Work instructions: Tally the lines in the listing below that include "text". Answer with the count and nothing more.

Given records:
## START

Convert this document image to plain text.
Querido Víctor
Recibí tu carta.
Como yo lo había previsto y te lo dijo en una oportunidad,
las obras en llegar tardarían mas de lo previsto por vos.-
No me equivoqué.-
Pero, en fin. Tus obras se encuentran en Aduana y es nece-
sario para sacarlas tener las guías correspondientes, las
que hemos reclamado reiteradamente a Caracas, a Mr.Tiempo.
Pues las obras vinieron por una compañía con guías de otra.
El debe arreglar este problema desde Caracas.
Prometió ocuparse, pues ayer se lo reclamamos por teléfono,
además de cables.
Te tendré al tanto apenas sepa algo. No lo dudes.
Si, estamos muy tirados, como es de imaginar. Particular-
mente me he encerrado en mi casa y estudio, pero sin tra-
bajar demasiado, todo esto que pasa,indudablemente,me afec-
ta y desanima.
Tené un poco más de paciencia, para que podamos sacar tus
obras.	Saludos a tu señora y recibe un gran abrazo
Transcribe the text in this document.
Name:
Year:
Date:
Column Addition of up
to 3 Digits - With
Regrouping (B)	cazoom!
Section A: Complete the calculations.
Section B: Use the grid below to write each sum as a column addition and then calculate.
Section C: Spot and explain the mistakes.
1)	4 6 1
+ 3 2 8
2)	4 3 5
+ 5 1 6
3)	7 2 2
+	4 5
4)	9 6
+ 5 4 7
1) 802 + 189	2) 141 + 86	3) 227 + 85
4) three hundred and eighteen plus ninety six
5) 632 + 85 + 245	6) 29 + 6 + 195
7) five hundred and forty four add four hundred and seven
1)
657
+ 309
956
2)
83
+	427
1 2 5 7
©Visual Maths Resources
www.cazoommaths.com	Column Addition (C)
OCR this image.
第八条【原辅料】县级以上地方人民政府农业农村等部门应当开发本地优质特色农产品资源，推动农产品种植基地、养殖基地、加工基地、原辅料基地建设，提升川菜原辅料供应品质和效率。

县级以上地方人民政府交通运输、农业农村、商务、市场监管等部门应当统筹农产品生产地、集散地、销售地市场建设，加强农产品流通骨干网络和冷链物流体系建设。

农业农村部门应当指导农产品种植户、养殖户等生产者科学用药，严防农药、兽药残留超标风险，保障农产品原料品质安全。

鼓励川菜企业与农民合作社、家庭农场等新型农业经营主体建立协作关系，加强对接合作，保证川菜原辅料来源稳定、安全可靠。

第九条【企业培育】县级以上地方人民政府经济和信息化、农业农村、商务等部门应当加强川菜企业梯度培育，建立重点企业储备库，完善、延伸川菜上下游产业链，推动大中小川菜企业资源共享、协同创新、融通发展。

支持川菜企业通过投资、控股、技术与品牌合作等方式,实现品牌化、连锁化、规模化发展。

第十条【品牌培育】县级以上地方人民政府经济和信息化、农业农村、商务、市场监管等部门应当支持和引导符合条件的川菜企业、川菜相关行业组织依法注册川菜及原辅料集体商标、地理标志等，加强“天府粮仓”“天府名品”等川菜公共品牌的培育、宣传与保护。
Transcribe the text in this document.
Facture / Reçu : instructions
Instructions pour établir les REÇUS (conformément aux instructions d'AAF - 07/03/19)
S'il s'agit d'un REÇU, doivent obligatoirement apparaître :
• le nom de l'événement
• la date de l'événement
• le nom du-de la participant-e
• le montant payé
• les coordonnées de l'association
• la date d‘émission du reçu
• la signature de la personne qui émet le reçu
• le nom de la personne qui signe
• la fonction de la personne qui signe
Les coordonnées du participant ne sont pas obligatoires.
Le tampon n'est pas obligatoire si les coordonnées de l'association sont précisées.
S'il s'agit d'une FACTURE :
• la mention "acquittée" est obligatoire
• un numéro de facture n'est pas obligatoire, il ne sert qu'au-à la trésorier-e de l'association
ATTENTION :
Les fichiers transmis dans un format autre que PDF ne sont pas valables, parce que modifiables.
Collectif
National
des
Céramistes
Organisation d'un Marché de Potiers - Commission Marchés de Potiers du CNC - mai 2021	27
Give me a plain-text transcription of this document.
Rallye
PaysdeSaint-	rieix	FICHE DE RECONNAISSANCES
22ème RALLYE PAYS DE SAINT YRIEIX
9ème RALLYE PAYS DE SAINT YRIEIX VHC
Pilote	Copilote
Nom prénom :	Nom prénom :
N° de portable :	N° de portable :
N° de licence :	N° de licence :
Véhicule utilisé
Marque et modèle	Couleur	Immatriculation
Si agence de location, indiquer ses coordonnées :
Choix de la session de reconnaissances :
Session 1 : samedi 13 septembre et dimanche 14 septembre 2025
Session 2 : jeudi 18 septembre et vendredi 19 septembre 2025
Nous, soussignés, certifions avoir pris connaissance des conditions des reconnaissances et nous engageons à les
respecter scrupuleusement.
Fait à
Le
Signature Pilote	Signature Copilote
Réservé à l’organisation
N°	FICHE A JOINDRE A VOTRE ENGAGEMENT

## END

Exercise solution: 4